> _Objetivo del ejercicio_
Copie literalmente el fragmento de la columna sobre Linux y los Winmódems que va desde "Hoy traigo una" hasta "trabajo. Vamos allá.", ambos incluidos.

> _Texto del documento_
>>>
Hoy traigo una de esas columnas raras que me gustan a mí en la que mezclo algunas cosas que, aparentemente, no tienen ninguna conexión pero que, en una mentalidad en la que todo está conectado con todo, sí que la tiene. Se trata de una metáfora de corte informático que nos puede resultar de utilidad para comprender mejor e incluso llegar a apreciar el ego y su trabajo. Vamos allá.
Cuando empecé la universidad, allá por 1993, comencé a interesarme por Linux, un sistema operativo de código abierto que se posicionaba como una alternativa libre y gratuita a Windows. Lo probé y me encantó. Me permitía bucear en las entrañas del sistema operativo y aprender acerca de los detalles de su funcionamiento. Ahí donde Windows aparecía como una caja negra de funcionamiento desconocido e inescrutable, en la que las cosas o funcionaban o no lo hacían y era imposible averiguar cómo y por qué, Linux permitía explorar sus entrañas y comprender cómo y por qué las cosas funcionaban o no lo hacían.
Por ejemplo, podía ver, cuando terminaba de escribir un email, dónde y cómo se almacenaba el texto hasta que se enviaba. Cuando se enviaba, podía ver el proceso en el que mi ordenador se conectaba con el otro ordenador, se saludaban, se ponían de acuerdo en los detalles del intercambio y, finalmente, se realizaba la entrega y después la despedida. Podía seguir el proceso en tiempo real a través de los registros del sistema. Poder explorar detalles tan preciosos del funcionamiento interno de un ordenador me resultaba fascinante y aprendí muchísimo durante aquellos años.
Se trataba de los albores de Internet en España. Para conectarse a Internet, los ordenadores debían equiparse con un módem, que debía comprarse por entonces por separado. Se trataba de una caja con luces que se conectaba entre el ordenador y la línea telefónica y que permitía que la computadora se conectara a La Red para intercambiar información, en el mejor de los casos y con viento favorable, a una velocidad de unos pocos Kilobits por segundo.
Como universitario incipiente, comprar un módem era para mí una inversión importante. Tenía que ahorrar durante algunos meses para poder reunir el dinero suficiente. Recuerdo esperar con deseo e impaciencia para ello.
En un cierto punto, surgió un tipo de módem de pronto mucho más asequible. Costaban la quinta parte, lo que resultaba sorprendente, y rápidamente proliferaron en el mercado. Podría haber hecho un pequeño esfuerzo y haberme comprado uno de aquellos prácticamente inmediatamente. Sin embargo, aquellos nuevos módems tenían una pega importante para mí.
En los círculos linuxeros los llamaban “Winmódems”, pues sólo funcionaban en Windows. Venían con unos controladores (drivers) propietarios (no libres) que debían ser instalados previamente a su funcionamiento. Estos controladores solamente estaban disponibles para Windows. Por tanto, los Winmódems sólo funcionaban en este sistema operativo. Como usuario de Linux, si quería conectarme a Internet, tenía que invertir en un módem convencional. Eso me fastidió mucho.
¿Cómo era esto así? ¿Por qué funcionaban los Winmódems de esta manera?
<<<
> _Sección de datos_
>>>
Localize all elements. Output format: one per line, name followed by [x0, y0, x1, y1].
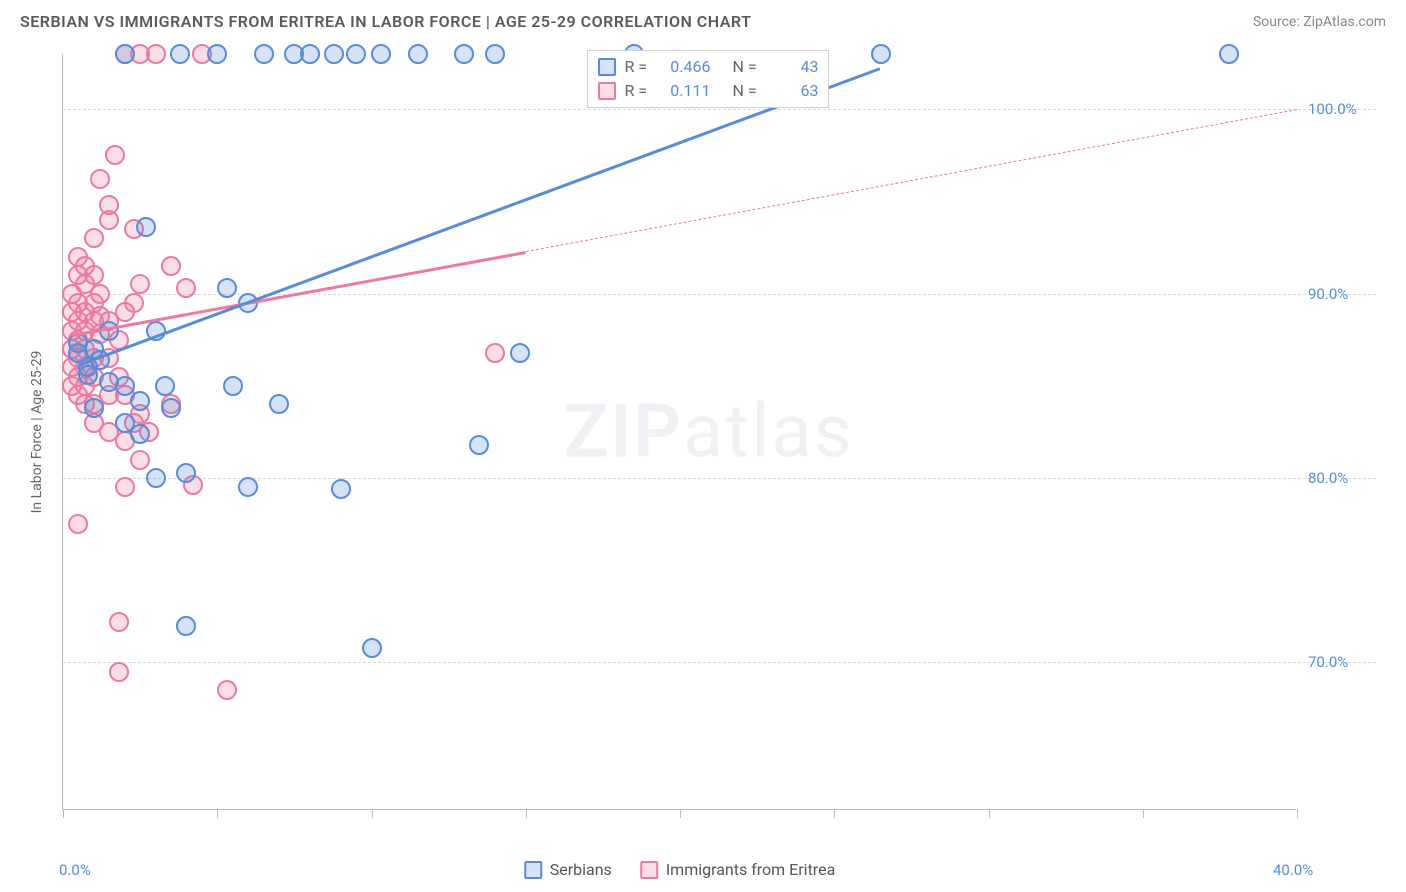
data-point: [238, 477, 258, 497]
gridline: [63, 478, 1376, 479]
correlation-chart: In Labor Force | Age 25-29 ZIPatlas 70.0…: [20, 46, 1386, 852]
r-value: 0.111: [660, 79, 710, 103]
data-point: [115, 477, 135, 497]
x-tick: [63, 809, 64, 818]
data-point: [324, 44, 344, 64]
x-tick: [372, 809, 373, 818]
data-point: [115, 376, 135, 396]
data-point: [130, 274, 150, 294]
data-point: [269, 394, 289, 414]
stats-legend: R = 0.466 N = 43 R = 0.111 N = 63: [587, 50, 829, 108]
data-point: [90, 284, 110, 304]
watermark: ZIPatlas: [563, 388, 853, 475]
y-axis-title: In Labor Force | Age 25-29: [29, 350, 45, 513]
data-point: [84, 398, 104, 418]
stats-legend-row: R = 0.466 N = 43: [598, 55, 818, 79]
x-tick: [217, 809, 218, 818]
n-label: N =: [732, 55, 760, 79]
data-point: [871, 44, 891, 64]
data-point: [485, 44, 505, 64]
data-point: [130, 450, 150, 470]
r-label: R =: [624, 55, 652, 79]
data-point: [469, 435, 489, 455]
trend-line: [78, 67, 881, 367]
data-point: [109, 662, 129, 682]
data-point: [371, 44, 391, 64]
gridline: [63, 294, 1376, 295]
data-point: [115, 44, 135, 64]
data-point: [300, 44, 320, 64]
data-point: [109, 612, 129, 632]
data-point: [161, 256, 181, 276]
x-tick: [989, 809, 990, 818]
data-point: [84, 228, 104, 248]
stats-legend-row: R = 0.111 N = 63: [598, 79, 818, 103]
data-point: [176, 463, 196, 483]
y-tick-label: 70.0%: [1308, 653, 1378, 671]
data-point: [176, 278, 196, 298]
data-point: [254, 44, 274, 64]
legend-swatch: [524, 861, 542, 879]
data-point: [1219, 44, 1239, 64]
plot-area: In Labor Force | Age 25-29 ZIPatlas 70.0…: [62, 54, 1296, 810]
legend-swatch: [640, 861, 658, 879]
x-tick: [834, 809, 835, 818]
y-tick-label: 90.0%: [1308, 285, 1378, 303]
y-tick-label: 80.0%: [1308, 469, 1378, 487]
data-point: [146, 468, 166, 488]
legend-swatch: [598, 58, 616, 76]
legend-swatch: [598, 82, 616, 100]
x-tick: [680, 809, 681, 818]
data-point: [68, 514, 88, 534]
gridline: [63, 109, 1376, 110]
data-point: [485, 343, 505, 363]
source-attribution: Source: ZipAtlas.com: [1253, 14, 1386, 30]
data-point: [217, 680, 237, 700]
data-point: [155, 376, 175, 396]
legend-label: Immigrants from Eritrea: [666, 860, 835, 879]
n-value: 63: [768, 79, 818, 103]
legend-item: Serbians: [524, 860, 612, 879]
data-point: [124, 293, 144, 313]
x-tick-label: 40.0%: [1273, 861, 1313, 879]
r-value: 0.466: [660, 55, 710, 79]
series-legend: Serbians Immigrants from Eritrea: [524, 860, 836, 879]
x-tick: [526, 809, 527, 818]
data-point: [84, 265, 104, 285]
data-point: [331, 479, 351, 499]
data-point: [130, 391, 150, 411]
data-point: [223, 376, 243, 396]
data-point: [90, 169, 110, 189]
legend-label: Serbians: [550, 860, 612, 879]
n-label: N =: [732, 79, 760, 103]
chart-title: SERBIAN VS IMMIGRANTS FROM ERITREA IN LA…: [20, 12, 751, 31]
data-point: [362, 638, 382, 658]
data-point: [130, 424, 150, 444]
x-tick: [1143, 809, 1144, 818]
gridline: [63, 662, 1376, 663]
legend-item: Immigrants from Eritrea: [640, 860, 835, 879]
data-point: [99, 195, 119, 215]
trend-line: [526, 109, 1297, 252]
data-point: [136, 217, 156, 237]
data-point: [146, 44, 166, 64]
y-tick-label: 100.0%: [1308, 100, 1378, 118]
x-tick: [1297, 809, 1298, 818]
x-tick-label: 0.0%: [59, 861, 91, 879]
data-point: [170, 44, 190, 64]
data-point: [161, 398, 181, 418]
data-point: [408, 44, 428, 64]
data-point: [207, 44, 227, 64]
data-point: [454, 44, 474, 64]
data-point: [510, 343, 530, 363]
data-point: [217, 278, 237, 298]
data-point: [346, 44, 366, 64]
r-label: R =: [624, 79, 652, 103]
data-point: [176, 616, 196, 636]
data-point: [105, 145, 125, 165]
n-value: 43: [768, 55, 818, 79]
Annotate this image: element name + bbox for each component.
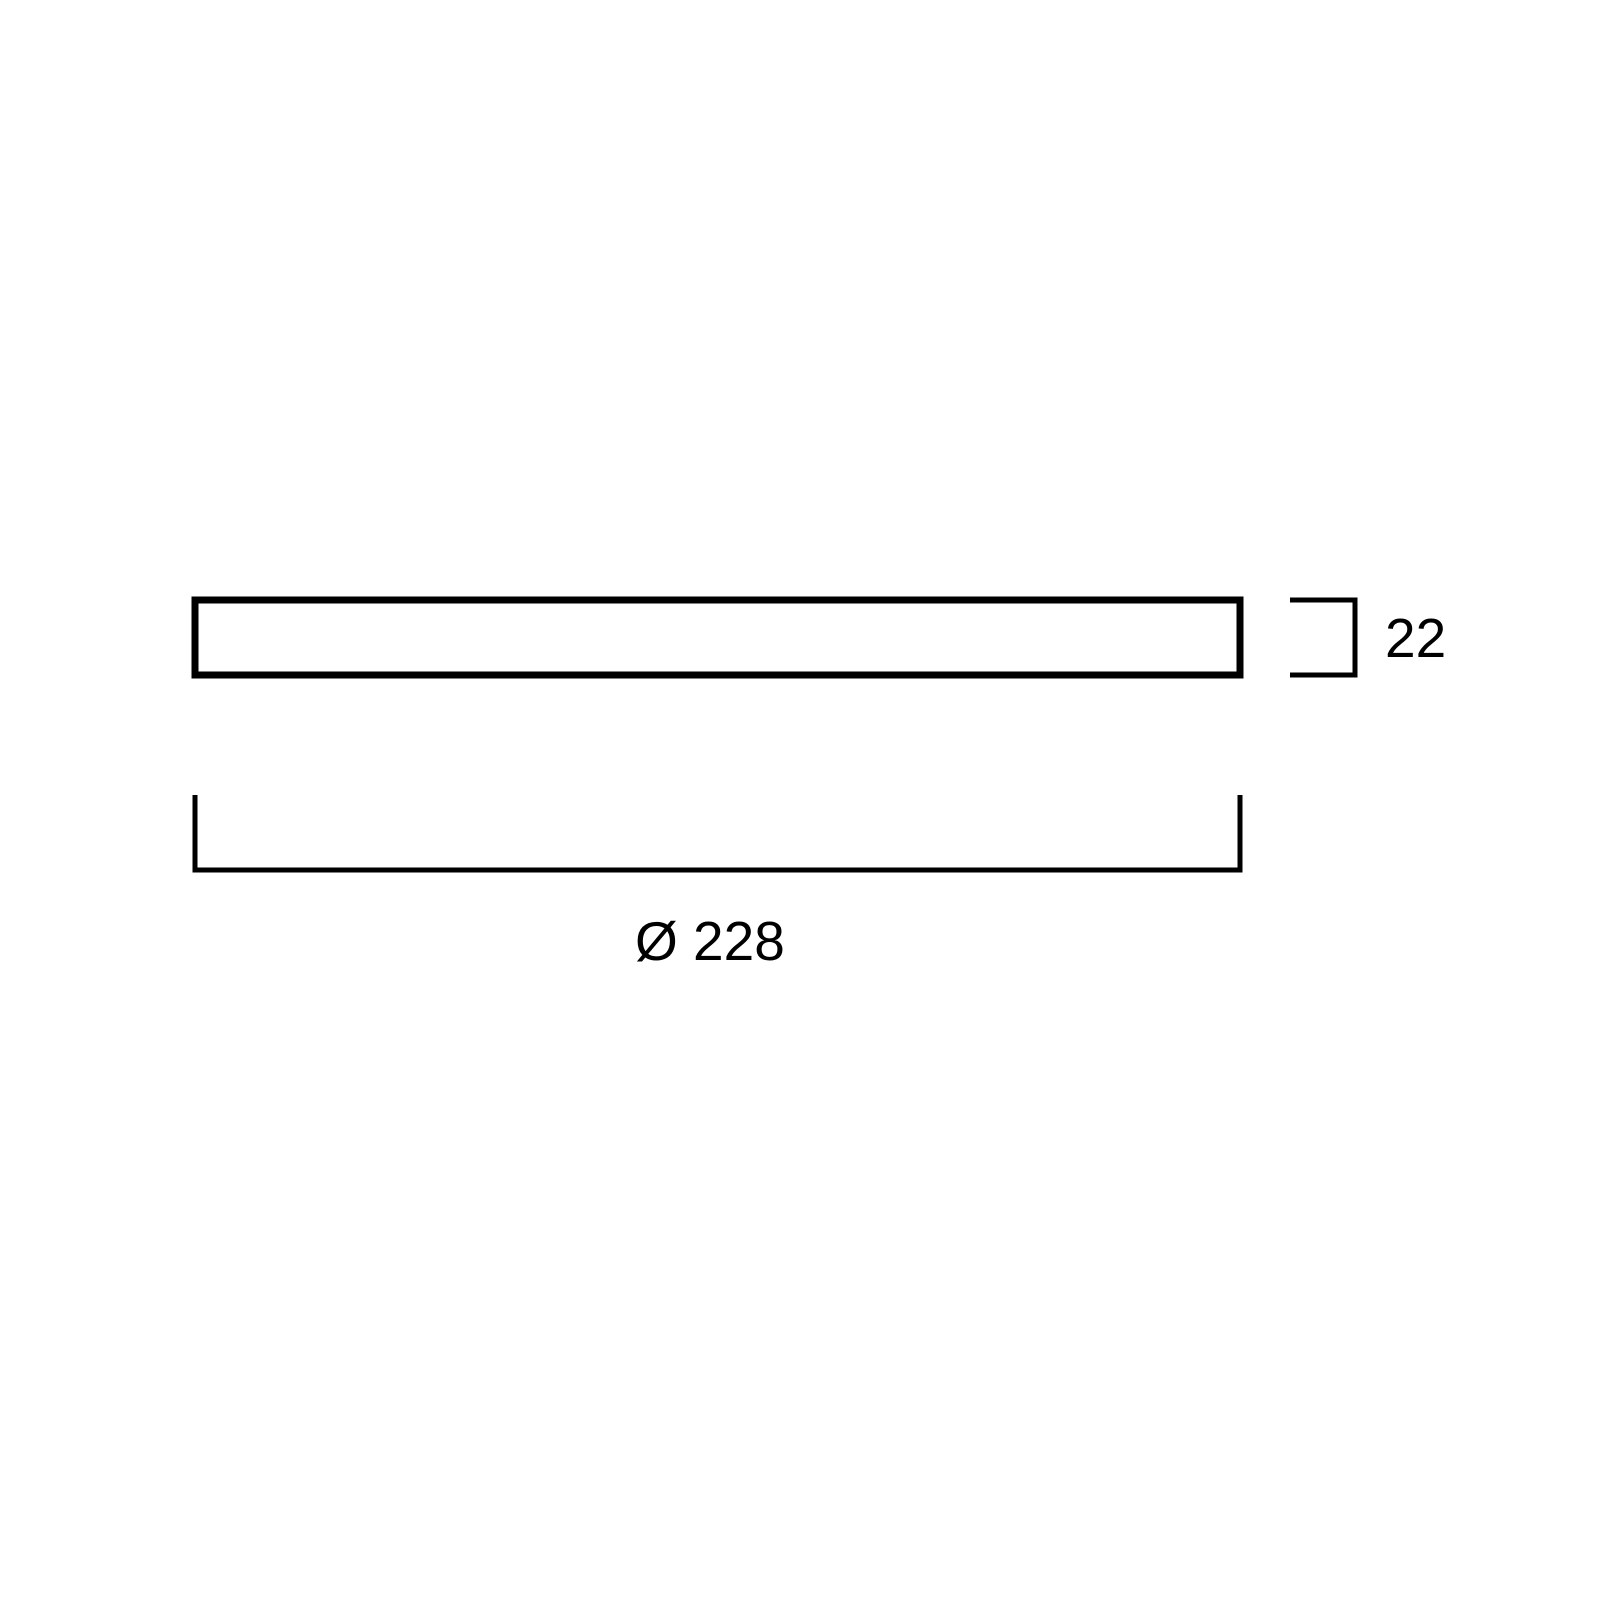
technical-drawing: 22 Ø 228 xyxy=(0,0,1600,1600)
height-dimension-bracket xyxy=(1290,600,1355,675)
width-dimension-label: Ø 228 xyxy=(635,910,785,972)
profile-rect xyxy=(195,600,1240,675)
height-dimension-label: 22 xyxy=(1385,607,1446,669)
width-dimension-bracket xyxy=(195,795,1240,870)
<<<
> _Resultado_
Hoy traigo una de esas columnas raras que me gustan a mí en la que mezclo algunas cosas que, aparentemente, no tienen ninguna conexión pero que, en una mentalidad en la que todo está conectado con todo, sí que la tiene. Se trata de una metáfora de corte informático que nos puede resultar de utilidad para comprender mejor e incluso llegar a apreciar el ego y su trabajo. Vamos allá.